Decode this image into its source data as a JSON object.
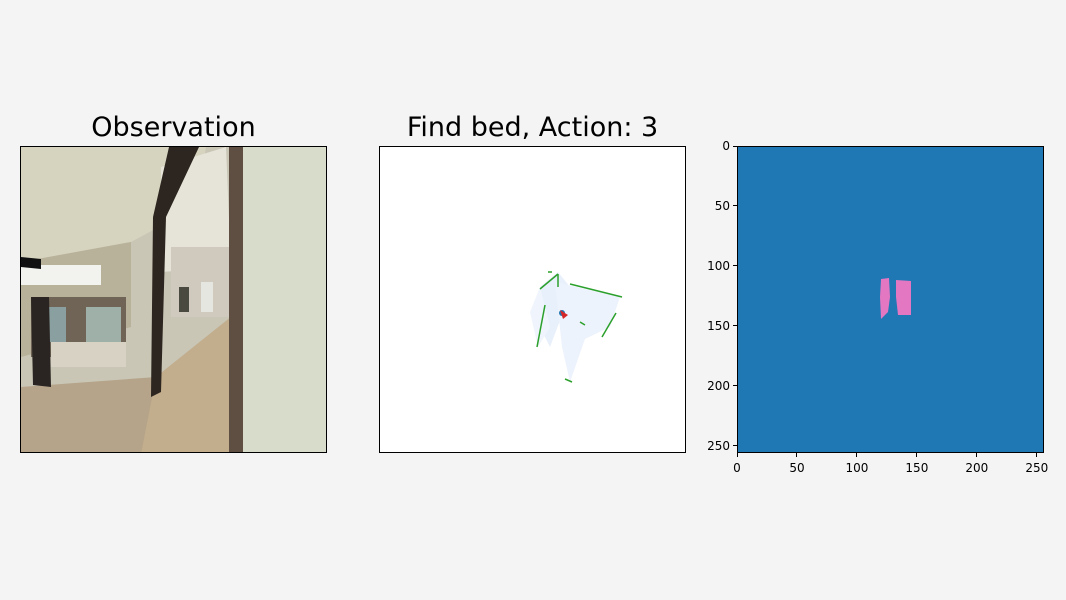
{
  "panels": {
    "observation": {
      "title": "Observation",
      "icon": "room-observation-image"
    },
    "map": {
      "title": "Find bed, Action: 3",
      "icon": "semantic-map-image"
    },
    "segmentation": {
      "icon": "segmentation-mask-image"
    }
  },
  "colors": {
    "figure_bg": "#f4f4f4",
    "mask_bg": "#1f77b4",
    "mask_object": "#e377c2",
    "map_obstacle": "#2ca02c",
    "map_explored": "#e8f0fb",
    "agent_marker": "#d62728",
    "agent_goal": "#1f77b4"
  },
  "axes": {
    "x_ticks": [
      "0",
      "50",
      "100",
      "150",
      "200",
      "250"
    ],
    "y_ticks": [
      "0",
      "50",
      "100",
      "150",
      "200",
      "250"
    ],
    "xlim": [
      0,
      256
    ],
    "ylim": [
      256,
      0
    ]
  }
}
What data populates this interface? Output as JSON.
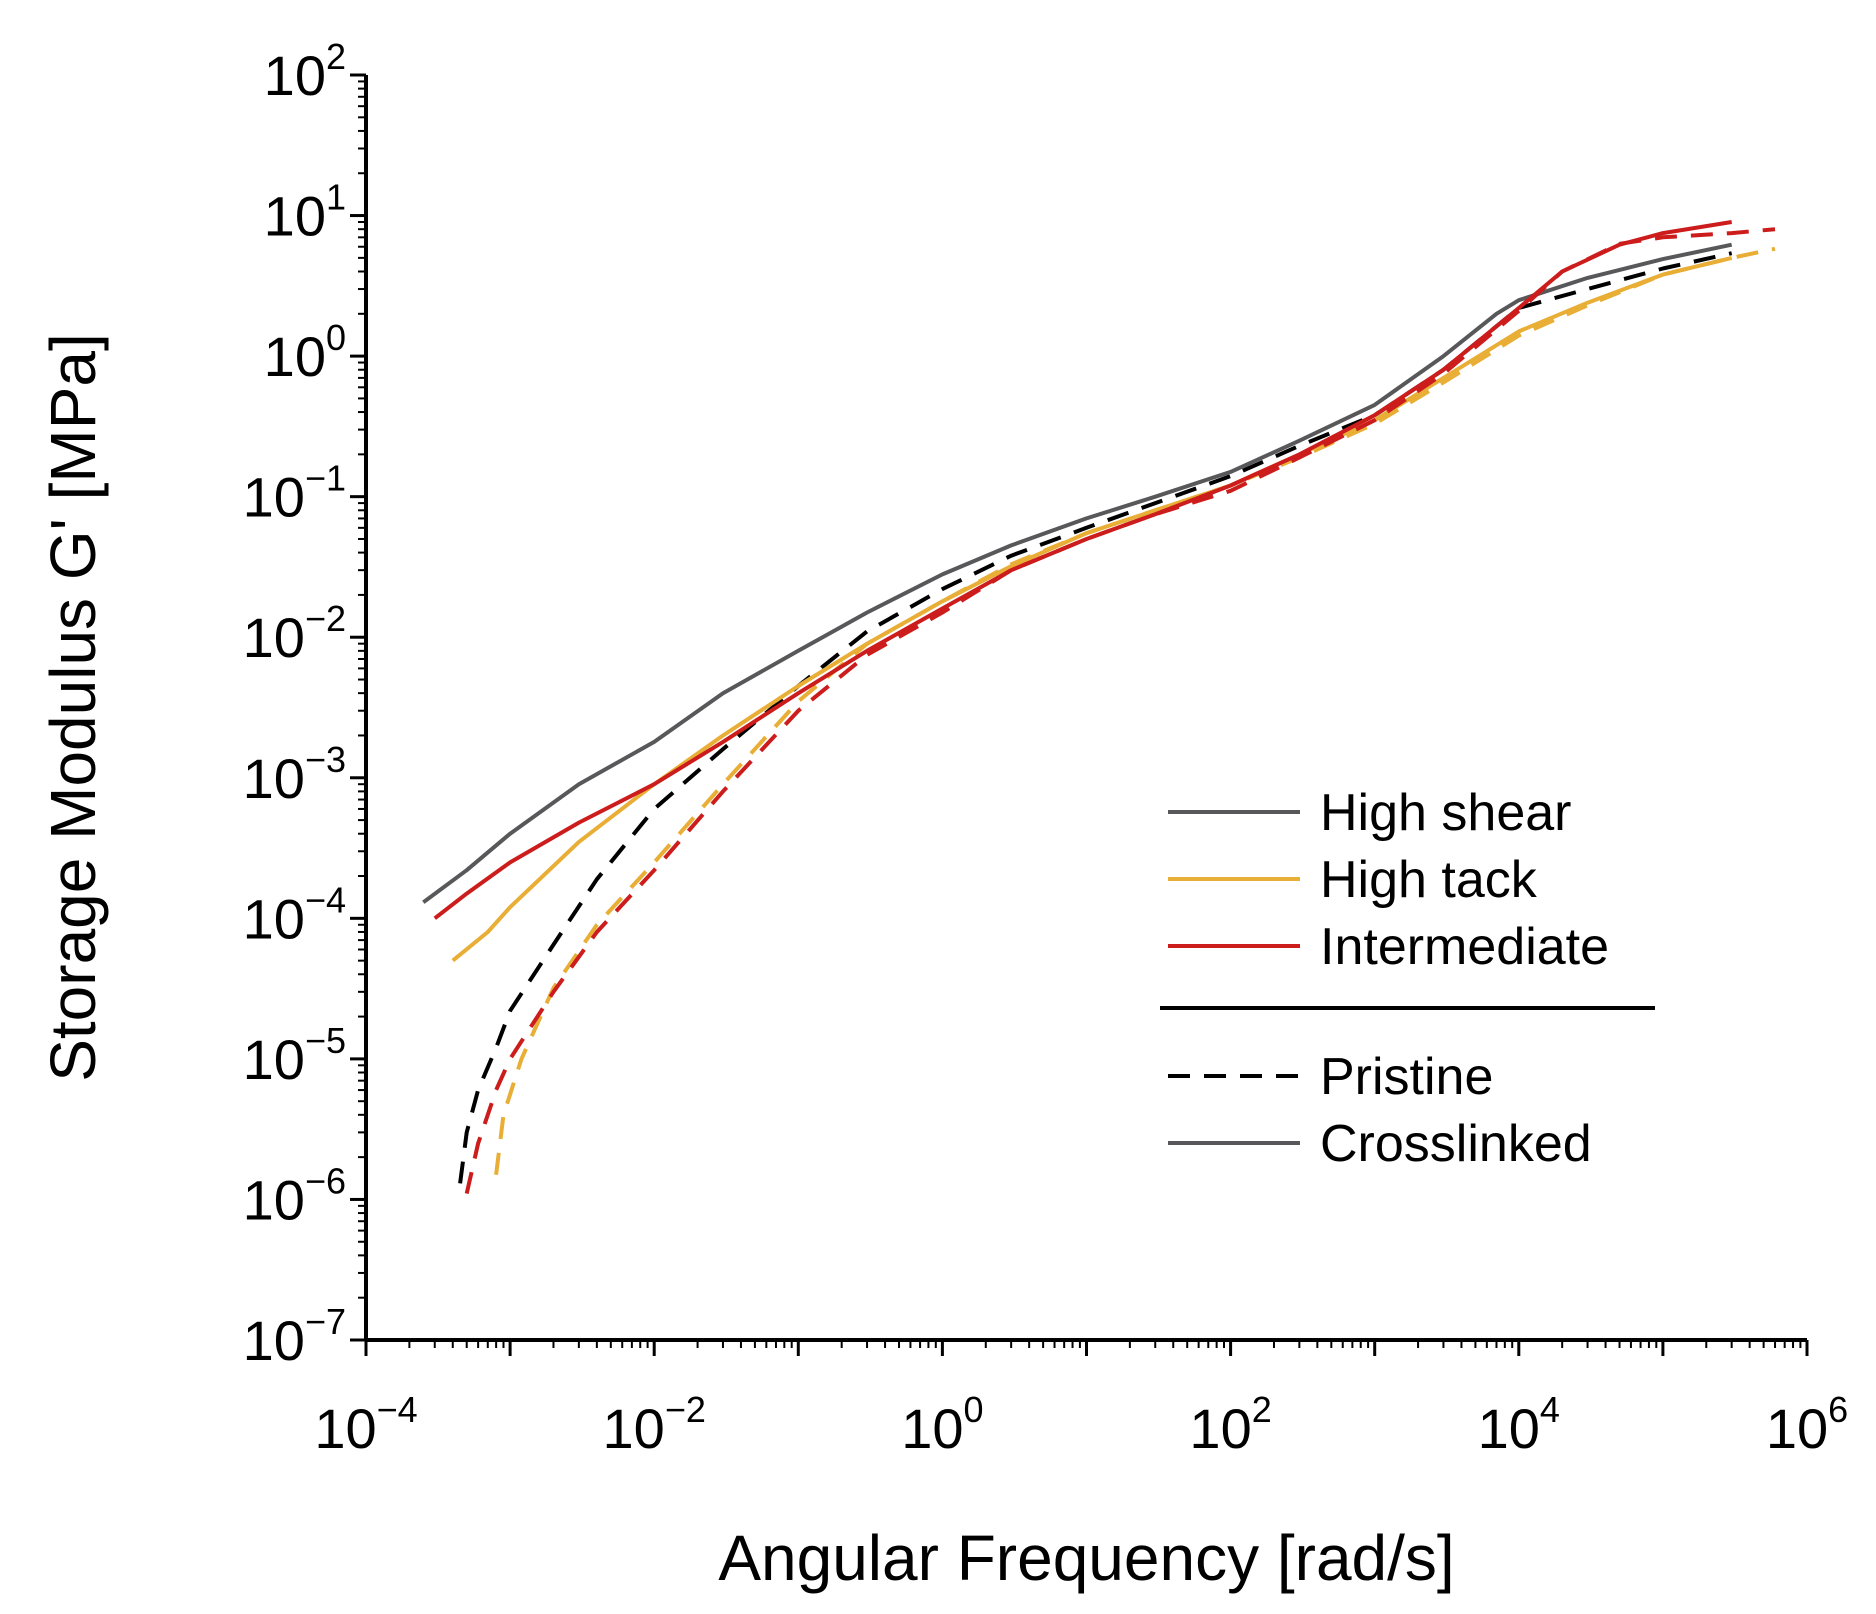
{
  "chart_data": {
    "type": "line",
    "xlabel": "Angular Frequency [rad/s]",
    "ylabel": "Storage Modulus G' [MPa]",
    "x_scale": "log",
    "y_scale": "log",
    "xlim": [
      0.0001,
      1000000
    ],
    "ylim": [
      1e-07,
      100
    ],
    "x_ticks": [
      {
        "base": "10",
        "exp": "−4",
        "value": 0.0001
      },
      {
        "base": "10",
        "exp": "−2",
        "value": 0.01
      },
      {
        "base": "10",
        "exp": "0",
        "value": 1
      },
      {
        "base": "10",
        "exp": "2",
        "value": 100
      },
      {
        "base": "10",
        "exp": "4",
        "value": 10000
      },
      {
        "base": "10",
        "exp": "6",
        "value": 1000000
      }
    ],
    "y_ticks": [
      {
        "base": "10",
        "exp": "2",
        "value": 100
      },
      {
        "base": "10",
        "exp": "1",
        "value": 10
      },
      {
        "base": "10",
        "exp": "0",
        "value": 1
      },
      {
        "base": "10",
        "exp": "−1",
        "value": 0.1
      },
      {
        "base": "10",
        "exp": "−2",
        "value": 0.01
      },
      {
        "base": "10",
        "exp": "−3",
        "value": 0.001
      },
      {
        "base": "10",
        "exp": "−4",
        "value": 0.0001
      },
      {
        "base": "10",
        "exp": "−5",
        "value": 1e-05
      },
      {
        "base": "10",
        "exp": "−6",
        "value": 1e-06
      },
      {
        "base": "10",
        "exp": "−7",
        "value": 1e-07
      }
    ],
    "legend": {
      "placement": "lower-right",
      "colors": [
        {
          "label": "High shear",
          "color": "#58585a"
        },
        {
          "label": "High tack",
          "color": "#e8ae35"
        },
        {
          "label": "Intermediate",
          "color": "#cc1c1c"
        }
      ],
      "styles": [
        {
          "label": "Pristine",
          "dash": "dashed",
          "color": "#000000"
        },
        {
          "label": "Crosslinked",
          "dash": "solid",
          "color": "#58585a"
        }
      ]
    },
    "series": [
      {
        "name": "High shear Crosslinked",
        "color": "#58585a",
        "style": "solid",
        "x": [
          0.00025,
          0.0005,
          0.001,
          0.003,
          0.01,
          0.03,
          0.1,
          0.3,
          1,
          3,
          10,
          30,
          100,
          300,
          1000,
          3000,
          7000,
          10000,
          30000,
          100000,
          300000
        ],
        "y": [
          0.00013,
          0.00022,
          0.0004,
          0.0009,
          0.0018,
          0.004,
          0.008,
          0.015,
          0.028,
          0.045,
          0.07,
          0.1,
          0.15,
          0.25,
          0.45,
          1.0,
          2.0,
          2.5,
          3.6,
          4.9,
          6.2
        ]
      },
      {
        "name": "High shear Pristine",
        "color": "#000000",
        "style": "dashed",
        "x": [
          0.00045,
          0.0005,
          0.0006,
          0.0008,
          0.001,
          0.002,
          0.004,
          0.01,
          0.03,
          0.1,
          0.3,
          1,
          3,
          10,
          30,
          100,
          300,
          1000,
          3000,
          10000,
          30000,
          100000,
          300000
        ],
        "y": [
          1.3e-06,
          3e-06,
          6e-06,
          1.2e-05,
          2.2e-05,
          6.5e-05,
          0.00019,
          0.0006,
          0.0016,
          0.0045,
          0.011,
          0.022,
          0.038,
          0.06,
          0.09,
          0.14,
          0.23,
          0.38,
          0.8,
          2.2,
          3.0,
          4.2,
          5.4
        ]
      },
      {
        "name": "High tack Crosslinked",
        "color": "#e8ae35",
        "style": "solid",
        "x": [
          0.0004,
          0.0007,
          0.001,
          0.003,
          0.01,
          0.03,
          0.1,
          0.3,
          1,
          3,
          10,
          30,
          100,
          300,
          1000,
          3000,
          10000,
          30000,
          100000,
          300000
        ],
        "y": [
          5e-05,
          8e-05,
          0.00012,
          0.00035,
          0.0009,
          0.002,
          0.0045,
          0.009,
          0.018,
          0.032,
          0.055,
          0.08,
          0.12,
          0.2,
          0.35,
          0.7,
          1.5,
          2.4,
          3.8,
          5.0
        ]
      },
      {
        "name": "High tack Pristine",
        "color": "#e8ae35",
        "style": "dashed",
        "x": [
          0.0008,
          0.0009,
          0.0012,
          0.002,
          0.004,
          0.01,
          0.03,
          0.1,
          0.3,
          1,
          3,
          10,
          30,
          100,
          300,
          1000,
          3000,
          10000,
          30000,
          100000,
          300000,
          600000
        ],
        "y": [
          1.5e-06,
          4e-06,
          1e-05,
          3.2e-05,
          9e-05,
          0.00025,
          0.0009,
          0.0035,
          0.009,
          0.018,
          0.033,
          0.055,
          0.08,
          0.12,
          0.19,
          0.33,
          0.65,
          1.4,
          2.3,
          3.8,
          5.0,
          5.8
        ]
      },
      {
        "name": "Intermediate Crosslinked",
        "color": "#cc1c1c",
        "style": "solid",
        "x": [
          0.0003,
          0.0005,
          0.001,
          0.003,
          0.01,
          0.03,
          0.1,
          0.3,
          1,
          3,
          10,
          30,
          100,
          300,
          1000,
          3000,
          10000,
          20000,
          50000,
          100000,
          300000
        ],
        "y": [
          0.0001,
          0.00015,
          0.00025,
          0.00048,
          0.0009,
          0.0018,
          0.004,
          0.008,
          0.016,
          0.03,
          0.05,
          0.075,
          0.12,
          0.2,
          0.38,
          0.8,
          2.2,
          4.0,
          6.2,
          7.5,
          9.0
        ]
      },
      {
        "name": "Intermediate Pristine",
        "color": "#cc1c1c",
        "style": "dashed",
        "x": [
          0.0005,
          0.0006,
          0.0008,
          0.001,
          0.002,
          0.004,
          0.01,
          0.03,
          0.1,
          0.3,
          1,
          3,
          10,
          30,
          100,
          300,
          1000,
          3000,
          10000,
          20000,
          50000,
          100000,
          300000,
          600000
        ],
        "y": [
          1.1e-06,
          2.5e-06,
          6e-06,
          1e-05,
          3e-05,
          8e-05,
          0.00022,
          0.0008,
          0.003,
          0.0075,
          0.015,
          0.03,
          0.05,
          0.075,
          0.11,
          0.19,
          0.35,
          0.75,
          2.1,
          4.0,
          6.3,
          7.0,
          7.5,
          8.0
        ]
      }
    ]
  }
}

• GOAL
Find the word "tack" and list each line it appears in.

• EXPECTED ANSWER
          "label": "High tack",
        "name": "High tack Crosslinked",
        "name": "High tack Pristine",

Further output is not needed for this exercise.